[Problem details]: Every line that holds the string "screenshot" is to be identified and copied.

[Records shown]:
——————
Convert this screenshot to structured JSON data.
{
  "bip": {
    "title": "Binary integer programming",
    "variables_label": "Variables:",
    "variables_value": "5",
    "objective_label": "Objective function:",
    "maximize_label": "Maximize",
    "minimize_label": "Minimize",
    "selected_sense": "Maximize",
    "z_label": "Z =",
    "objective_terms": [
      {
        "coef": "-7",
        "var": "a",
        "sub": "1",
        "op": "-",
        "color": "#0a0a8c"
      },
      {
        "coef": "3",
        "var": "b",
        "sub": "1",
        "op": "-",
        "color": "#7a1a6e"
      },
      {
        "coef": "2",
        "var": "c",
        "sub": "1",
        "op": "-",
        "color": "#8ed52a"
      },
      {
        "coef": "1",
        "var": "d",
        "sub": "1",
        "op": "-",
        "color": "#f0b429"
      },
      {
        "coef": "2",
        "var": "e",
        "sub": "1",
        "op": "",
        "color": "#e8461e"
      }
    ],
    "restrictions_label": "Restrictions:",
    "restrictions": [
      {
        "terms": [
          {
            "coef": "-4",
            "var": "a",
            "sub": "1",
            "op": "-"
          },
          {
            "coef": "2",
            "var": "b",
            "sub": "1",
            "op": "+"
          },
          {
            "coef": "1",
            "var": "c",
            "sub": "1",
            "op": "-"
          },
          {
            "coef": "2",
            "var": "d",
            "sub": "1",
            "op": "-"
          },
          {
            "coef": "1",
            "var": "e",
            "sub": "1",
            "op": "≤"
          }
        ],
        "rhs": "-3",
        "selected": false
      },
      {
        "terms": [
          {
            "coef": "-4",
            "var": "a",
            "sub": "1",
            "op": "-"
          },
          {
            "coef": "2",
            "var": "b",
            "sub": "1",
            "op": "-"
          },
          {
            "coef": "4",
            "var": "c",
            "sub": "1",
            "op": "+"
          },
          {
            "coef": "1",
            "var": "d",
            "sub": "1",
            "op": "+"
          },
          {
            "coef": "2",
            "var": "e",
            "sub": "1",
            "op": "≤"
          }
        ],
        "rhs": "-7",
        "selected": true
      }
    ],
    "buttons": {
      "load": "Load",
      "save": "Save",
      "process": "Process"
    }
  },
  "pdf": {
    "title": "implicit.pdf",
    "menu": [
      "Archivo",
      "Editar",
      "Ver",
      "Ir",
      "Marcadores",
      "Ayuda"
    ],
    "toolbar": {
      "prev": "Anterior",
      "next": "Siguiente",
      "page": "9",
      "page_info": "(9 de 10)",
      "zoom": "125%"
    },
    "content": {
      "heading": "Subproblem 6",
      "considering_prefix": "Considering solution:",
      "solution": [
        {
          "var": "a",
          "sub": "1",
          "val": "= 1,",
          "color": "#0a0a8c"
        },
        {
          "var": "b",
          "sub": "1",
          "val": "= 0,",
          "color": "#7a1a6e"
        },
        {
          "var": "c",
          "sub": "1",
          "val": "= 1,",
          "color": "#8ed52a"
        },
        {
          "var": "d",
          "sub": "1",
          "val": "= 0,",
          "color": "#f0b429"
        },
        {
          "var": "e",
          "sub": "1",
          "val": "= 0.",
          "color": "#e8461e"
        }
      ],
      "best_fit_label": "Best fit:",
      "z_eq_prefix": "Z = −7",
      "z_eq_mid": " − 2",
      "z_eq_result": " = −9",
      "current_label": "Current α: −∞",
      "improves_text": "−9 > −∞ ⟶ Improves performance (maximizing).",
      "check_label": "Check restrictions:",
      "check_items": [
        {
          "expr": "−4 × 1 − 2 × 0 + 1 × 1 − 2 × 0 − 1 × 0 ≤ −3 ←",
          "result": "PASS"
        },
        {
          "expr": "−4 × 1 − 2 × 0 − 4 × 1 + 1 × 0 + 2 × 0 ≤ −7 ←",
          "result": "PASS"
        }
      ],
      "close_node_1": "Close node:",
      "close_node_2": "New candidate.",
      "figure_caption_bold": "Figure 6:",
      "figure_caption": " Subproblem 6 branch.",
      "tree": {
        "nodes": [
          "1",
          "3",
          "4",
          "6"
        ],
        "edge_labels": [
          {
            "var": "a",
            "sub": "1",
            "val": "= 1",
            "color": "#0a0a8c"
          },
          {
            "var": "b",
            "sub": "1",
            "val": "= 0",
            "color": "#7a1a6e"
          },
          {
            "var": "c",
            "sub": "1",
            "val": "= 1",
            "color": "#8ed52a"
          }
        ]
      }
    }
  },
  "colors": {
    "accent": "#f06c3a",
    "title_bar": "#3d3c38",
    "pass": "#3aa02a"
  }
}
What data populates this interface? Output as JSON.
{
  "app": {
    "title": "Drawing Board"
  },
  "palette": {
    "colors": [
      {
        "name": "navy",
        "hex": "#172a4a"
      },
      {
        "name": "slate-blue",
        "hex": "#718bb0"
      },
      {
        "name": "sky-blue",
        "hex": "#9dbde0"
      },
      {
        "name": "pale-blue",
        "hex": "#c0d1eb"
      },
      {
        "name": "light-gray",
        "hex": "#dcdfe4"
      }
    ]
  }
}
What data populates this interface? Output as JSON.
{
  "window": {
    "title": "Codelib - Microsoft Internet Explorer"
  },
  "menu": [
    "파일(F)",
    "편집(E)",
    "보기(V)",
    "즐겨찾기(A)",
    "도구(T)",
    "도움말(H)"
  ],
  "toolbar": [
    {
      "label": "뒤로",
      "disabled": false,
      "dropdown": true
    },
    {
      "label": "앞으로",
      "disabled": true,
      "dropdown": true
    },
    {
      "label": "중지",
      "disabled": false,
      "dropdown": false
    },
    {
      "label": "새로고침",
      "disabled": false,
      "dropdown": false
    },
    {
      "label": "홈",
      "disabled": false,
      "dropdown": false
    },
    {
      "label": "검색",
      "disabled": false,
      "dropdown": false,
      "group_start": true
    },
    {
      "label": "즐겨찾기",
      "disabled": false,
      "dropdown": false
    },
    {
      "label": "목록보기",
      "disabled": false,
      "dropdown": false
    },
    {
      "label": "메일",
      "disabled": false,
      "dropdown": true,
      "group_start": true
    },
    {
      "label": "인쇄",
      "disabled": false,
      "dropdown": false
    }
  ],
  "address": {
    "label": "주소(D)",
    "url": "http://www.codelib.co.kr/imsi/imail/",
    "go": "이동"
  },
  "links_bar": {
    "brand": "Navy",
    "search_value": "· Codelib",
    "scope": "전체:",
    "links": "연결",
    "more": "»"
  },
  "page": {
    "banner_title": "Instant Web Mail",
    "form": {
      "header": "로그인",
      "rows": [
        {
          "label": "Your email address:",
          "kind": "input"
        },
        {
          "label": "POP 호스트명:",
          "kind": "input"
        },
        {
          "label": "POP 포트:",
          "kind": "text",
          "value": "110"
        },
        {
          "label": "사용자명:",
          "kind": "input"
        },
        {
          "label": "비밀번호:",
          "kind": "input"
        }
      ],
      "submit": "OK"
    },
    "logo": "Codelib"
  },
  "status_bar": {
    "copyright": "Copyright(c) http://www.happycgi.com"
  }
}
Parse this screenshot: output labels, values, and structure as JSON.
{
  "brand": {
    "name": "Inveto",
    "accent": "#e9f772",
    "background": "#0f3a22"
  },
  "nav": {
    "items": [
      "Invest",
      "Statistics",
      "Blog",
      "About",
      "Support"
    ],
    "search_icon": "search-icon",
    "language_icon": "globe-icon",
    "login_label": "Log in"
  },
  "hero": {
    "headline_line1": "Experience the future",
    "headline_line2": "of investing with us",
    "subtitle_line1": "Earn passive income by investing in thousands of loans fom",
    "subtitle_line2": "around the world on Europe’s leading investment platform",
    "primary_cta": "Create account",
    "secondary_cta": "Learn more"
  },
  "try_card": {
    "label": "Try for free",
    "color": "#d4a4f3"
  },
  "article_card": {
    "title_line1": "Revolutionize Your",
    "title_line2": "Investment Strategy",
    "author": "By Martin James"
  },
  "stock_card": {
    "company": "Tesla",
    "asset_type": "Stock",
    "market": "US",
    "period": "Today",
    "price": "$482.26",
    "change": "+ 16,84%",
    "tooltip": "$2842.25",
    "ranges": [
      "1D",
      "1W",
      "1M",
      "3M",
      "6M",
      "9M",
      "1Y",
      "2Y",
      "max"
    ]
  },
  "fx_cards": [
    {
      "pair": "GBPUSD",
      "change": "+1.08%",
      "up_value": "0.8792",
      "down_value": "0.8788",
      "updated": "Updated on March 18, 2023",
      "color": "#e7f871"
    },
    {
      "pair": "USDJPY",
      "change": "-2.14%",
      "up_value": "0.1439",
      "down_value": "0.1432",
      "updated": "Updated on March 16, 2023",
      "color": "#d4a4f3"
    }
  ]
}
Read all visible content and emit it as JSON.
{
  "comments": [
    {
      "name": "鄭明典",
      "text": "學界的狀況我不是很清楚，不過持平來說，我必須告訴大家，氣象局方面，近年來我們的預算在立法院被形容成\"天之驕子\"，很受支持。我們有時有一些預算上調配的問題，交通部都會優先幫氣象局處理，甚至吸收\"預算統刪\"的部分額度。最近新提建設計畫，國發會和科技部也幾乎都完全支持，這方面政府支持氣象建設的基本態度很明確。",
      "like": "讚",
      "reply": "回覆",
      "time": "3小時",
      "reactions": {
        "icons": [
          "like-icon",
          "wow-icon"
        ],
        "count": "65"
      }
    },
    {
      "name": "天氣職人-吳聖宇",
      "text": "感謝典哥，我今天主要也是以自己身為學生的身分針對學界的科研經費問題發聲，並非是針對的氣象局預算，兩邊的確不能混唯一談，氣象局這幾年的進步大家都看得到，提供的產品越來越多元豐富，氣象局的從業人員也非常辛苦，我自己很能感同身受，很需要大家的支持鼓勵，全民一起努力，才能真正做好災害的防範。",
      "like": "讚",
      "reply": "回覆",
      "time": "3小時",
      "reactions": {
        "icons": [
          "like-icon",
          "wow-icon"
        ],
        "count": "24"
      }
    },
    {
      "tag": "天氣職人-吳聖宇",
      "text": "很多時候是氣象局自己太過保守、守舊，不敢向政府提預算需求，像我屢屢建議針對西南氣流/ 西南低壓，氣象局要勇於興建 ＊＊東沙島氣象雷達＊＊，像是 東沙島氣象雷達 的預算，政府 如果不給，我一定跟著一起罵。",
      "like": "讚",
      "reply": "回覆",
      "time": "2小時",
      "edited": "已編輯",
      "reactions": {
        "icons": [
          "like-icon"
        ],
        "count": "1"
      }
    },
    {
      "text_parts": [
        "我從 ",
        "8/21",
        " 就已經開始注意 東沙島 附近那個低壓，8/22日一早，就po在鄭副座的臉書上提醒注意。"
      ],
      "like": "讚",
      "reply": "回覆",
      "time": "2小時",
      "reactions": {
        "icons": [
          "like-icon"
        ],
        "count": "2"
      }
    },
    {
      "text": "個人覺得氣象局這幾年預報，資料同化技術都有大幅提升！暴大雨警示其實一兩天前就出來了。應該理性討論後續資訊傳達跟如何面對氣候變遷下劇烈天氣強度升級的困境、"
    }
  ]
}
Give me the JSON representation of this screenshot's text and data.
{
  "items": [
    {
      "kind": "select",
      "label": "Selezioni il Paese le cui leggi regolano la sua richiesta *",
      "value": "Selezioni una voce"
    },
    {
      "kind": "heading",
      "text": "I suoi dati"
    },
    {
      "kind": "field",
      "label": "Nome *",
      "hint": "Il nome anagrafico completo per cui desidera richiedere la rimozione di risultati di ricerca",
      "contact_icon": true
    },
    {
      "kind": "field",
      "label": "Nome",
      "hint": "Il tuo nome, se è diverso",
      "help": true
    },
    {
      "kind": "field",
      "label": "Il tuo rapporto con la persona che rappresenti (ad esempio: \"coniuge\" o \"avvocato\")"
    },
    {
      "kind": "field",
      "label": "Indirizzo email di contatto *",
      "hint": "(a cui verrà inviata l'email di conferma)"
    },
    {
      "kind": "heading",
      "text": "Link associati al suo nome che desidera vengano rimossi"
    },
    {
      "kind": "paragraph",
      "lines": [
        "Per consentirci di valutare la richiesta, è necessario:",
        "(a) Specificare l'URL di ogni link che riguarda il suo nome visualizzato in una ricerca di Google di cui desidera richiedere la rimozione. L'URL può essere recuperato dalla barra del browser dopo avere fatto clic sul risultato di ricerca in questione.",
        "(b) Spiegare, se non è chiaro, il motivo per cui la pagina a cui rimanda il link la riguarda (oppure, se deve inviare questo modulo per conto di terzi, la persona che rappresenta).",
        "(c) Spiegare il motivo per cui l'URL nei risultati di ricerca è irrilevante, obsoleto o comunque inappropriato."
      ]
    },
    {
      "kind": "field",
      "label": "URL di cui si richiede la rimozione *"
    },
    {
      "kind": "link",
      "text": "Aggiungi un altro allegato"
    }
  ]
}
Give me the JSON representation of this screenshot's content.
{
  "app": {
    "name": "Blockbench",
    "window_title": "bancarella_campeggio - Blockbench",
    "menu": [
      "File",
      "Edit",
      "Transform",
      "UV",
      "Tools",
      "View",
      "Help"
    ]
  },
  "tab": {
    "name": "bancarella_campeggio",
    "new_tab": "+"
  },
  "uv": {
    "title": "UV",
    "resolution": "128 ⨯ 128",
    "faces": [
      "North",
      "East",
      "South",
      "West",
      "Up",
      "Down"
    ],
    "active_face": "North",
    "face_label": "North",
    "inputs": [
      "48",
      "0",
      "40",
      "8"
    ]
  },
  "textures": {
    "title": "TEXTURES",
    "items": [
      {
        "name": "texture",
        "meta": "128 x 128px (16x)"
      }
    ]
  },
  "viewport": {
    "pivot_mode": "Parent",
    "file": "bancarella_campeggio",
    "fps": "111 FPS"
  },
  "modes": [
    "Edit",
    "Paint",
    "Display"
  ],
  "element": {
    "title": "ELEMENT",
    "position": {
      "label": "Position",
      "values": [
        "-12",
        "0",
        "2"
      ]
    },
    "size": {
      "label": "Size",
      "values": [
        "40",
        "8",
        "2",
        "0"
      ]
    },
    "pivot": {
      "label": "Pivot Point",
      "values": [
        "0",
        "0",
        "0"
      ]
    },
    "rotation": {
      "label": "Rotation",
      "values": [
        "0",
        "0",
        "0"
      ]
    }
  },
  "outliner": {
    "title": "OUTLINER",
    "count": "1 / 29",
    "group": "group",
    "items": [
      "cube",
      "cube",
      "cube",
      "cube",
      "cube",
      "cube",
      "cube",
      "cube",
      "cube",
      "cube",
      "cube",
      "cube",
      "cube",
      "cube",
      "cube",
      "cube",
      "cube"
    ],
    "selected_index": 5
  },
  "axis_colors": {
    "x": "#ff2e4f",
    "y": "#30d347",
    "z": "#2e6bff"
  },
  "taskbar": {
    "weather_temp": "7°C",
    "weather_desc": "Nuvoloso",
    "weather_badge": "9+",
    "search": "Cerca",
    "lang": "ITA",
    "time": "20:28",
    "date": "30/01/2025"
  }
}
——————
[Task response]:
Convert this screenshot to structured JSON data.
Parse this screenshot: output labels, values, and structure as JSON.
Give me the JSON representation of this screenshot's text and data.
Give me the JSON representation of this screenshot's content.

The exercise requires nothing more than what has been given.